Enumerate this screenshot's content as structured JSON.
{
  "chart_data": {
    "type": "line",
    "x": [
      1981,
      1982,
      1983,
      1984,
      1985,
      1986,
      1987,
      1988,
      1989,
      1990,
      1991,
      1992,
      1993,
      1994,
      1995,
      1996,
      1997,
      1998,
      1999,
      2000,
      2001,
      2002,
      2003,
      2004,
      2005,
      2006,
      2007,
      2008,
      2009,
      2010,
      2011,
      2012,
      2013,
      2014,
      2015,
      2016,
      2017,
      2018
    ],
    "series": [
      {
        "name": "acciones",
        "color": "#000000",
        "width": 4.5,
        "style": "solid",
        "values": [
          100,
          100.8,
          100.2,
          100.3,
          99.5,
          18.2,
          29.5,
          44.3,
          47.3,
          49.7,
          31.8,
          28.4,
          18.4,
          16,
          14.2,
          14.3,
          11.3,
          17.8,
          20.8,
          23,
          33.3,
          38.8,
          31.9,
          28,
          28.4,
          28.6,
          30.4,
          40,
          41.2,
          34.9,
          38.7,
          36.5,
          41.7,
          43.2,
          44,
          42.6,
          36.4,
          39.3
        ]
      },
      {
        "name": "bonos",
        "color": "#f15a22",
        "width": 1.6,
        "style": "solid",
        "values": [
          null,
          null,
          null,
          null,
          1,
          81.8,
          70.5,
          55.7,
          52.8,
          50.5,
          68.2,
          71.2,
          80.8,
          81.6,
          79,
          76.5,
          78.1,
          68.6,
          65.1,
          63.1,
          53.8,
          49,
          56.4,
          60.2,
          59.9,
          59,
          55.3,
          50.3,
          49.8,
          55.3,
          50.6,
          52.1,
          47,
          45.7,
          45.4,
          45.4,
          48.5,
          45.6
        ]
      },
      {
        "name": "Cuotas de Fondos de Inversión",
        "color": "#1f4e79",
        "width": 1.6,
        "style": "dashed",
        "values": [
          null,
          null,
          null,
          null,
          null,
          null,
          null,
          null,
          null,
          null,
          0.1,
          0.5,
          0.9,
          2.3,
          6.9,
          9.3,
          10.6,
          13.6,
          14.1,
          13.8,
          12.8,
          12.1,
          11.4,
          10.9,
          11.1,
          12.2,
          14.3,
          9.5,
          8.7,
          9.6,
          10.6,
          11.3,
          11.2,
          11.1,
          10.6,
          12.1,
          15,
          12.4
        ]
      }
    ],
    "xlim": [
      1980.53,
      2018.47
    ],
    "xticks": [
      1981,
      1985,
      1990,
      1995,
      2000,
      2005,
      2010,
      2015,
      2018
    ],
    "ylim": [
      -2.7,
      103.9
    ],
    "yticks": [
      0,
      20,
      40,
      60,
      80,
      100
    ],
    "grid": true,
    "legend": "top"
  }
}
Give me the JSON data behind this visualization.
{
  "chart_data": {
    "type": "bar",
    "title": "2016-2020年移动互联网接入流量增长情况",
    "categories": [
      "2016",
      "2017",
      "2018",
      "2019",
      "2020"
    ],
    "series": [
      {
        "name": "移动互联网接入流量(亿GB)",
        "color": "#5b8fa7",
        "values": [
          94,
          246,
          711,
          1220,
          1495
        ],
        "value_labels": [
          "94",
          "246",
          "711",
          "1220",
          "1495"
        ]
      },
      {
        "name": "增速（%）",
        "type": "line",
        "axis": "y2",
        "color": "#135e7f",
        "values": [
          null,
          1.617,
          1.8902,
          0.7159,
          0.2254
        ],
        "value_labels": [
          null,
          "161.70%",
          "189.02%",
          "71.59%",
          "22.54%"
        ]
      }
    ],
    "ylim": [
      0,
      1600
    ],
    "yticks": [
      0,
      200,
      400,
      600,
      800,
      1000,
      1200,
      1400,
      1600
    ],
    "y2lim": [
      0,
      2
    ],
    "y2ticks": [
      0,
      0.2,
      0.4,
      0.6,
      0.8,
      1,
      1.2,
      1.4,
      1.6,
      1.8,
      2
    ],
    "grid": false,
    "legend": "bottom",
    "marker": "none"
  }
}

--

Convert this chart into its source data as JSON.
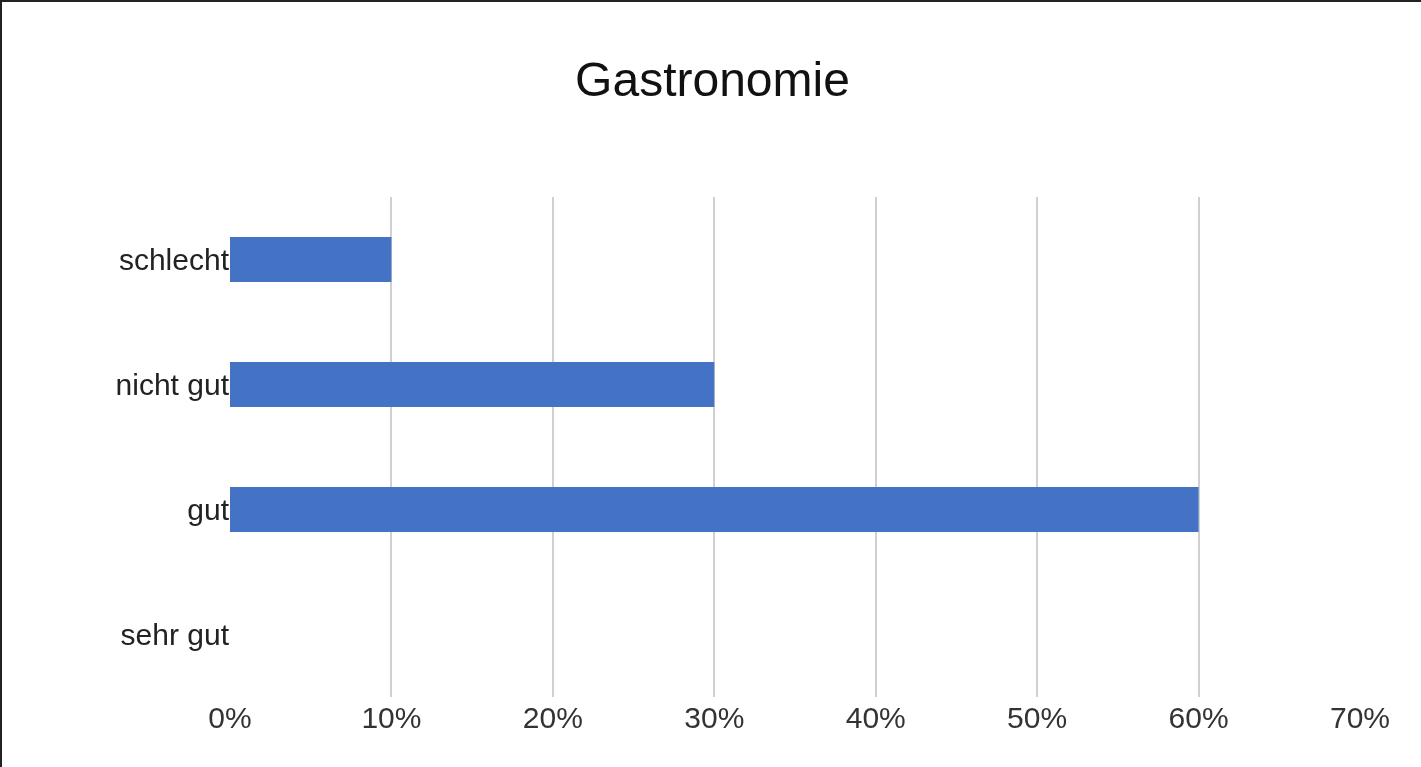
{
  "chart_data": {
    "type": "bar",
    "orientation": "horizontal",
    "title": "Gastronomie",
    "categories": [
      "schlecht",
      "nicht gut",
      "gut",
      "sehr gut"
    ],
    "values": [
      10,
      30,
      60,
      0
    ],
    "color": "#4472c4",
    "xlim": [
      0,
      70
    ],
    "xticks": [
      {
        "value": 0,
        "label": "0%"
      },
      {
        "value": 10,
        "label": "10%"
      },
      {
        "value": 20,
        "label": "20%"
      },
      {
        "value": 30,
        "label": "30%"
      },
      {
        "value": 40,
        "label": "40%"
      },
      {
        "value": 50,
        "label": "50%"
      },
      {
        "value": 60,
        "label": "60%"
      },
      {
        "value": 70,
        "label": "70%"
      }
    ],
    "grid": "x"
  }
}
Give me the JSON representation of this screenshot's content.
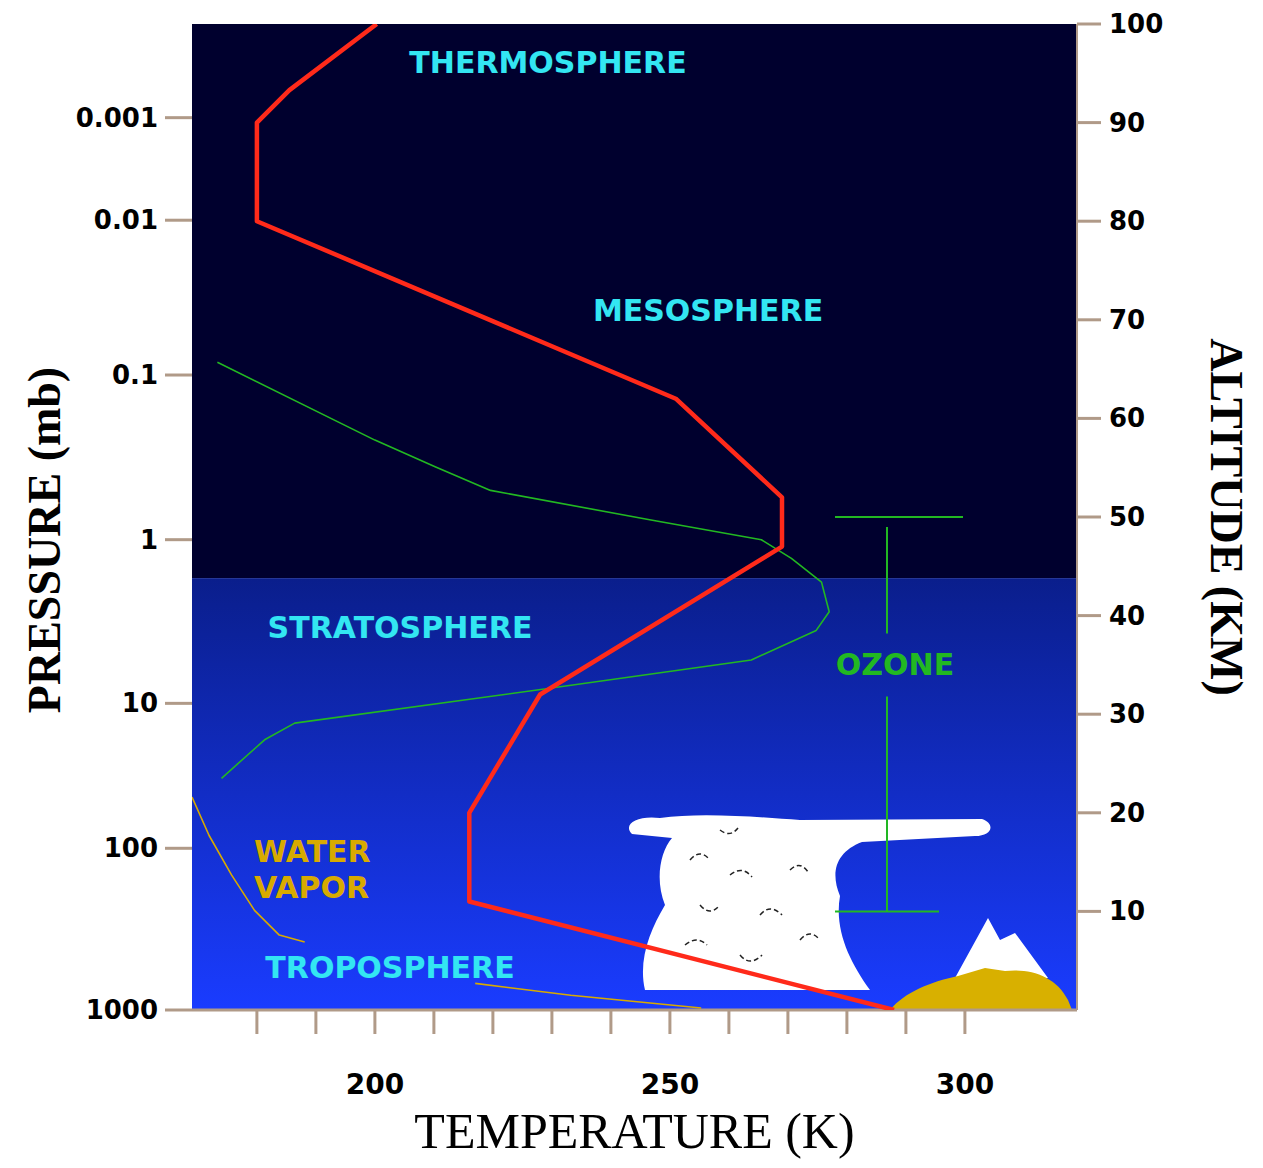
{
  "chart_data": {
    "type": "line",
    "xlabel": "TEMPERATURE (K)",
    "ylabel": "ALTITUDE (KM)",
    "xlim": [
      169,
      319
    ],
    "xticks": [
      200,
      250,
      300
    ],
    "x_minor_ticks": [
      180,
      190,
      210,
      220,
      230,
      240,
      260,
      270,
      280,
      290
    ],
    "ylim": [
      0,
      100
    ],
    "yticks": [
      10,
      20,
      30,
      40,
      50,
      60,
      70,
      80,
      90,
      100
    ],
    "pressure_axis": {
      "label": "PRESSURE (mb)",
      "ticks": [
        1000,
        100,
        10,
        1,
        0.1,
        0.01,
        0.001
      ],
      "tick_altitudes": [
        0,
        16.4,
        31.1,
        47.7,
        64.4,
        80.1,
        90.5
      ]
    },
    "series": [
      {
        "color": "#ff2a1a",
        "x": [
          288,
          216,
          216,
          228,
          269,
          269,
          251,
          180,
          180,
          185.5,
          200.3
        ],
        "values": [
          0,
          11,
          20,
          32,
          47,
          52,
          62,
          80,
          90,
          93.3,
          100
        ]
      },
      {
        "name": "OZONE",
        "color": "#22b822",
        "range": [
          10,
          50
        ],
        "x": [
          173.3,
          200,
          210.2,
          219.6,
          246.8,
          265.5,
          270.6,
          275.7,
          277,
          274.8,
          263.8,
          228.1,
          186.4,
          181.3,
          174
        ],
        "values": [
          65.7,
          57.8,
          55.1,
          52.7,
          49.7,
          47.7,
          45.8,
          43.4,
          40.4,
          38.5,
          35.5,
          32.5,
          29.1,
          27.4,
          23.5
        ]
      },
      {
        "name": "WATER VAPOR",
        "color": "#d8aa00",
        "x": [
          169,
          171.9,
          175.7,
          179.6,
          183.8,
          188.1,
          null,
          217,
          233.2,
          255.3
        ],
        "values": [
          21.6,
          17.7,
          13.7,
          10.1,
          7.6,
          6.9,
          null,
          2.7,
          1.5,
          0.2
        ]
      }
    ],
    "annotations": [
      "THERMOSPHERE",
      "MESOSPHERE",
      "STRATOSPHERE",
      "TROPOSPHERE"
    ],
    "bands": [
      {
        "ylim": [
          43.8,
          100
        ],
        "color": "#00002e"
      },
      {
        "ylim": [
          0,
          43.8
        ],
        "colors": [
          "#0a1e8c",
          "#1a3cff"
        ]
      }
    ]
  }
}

§ What you should do:
Copy every line in the records above that contains the word "this".

§ Exercise output:
Enumerate this screenshot's content as structured JSON.
Give me the JSON data behind this visualization.
Convert this chart into its source data as JSON.
Give me the JSON representation of this screenshot's content.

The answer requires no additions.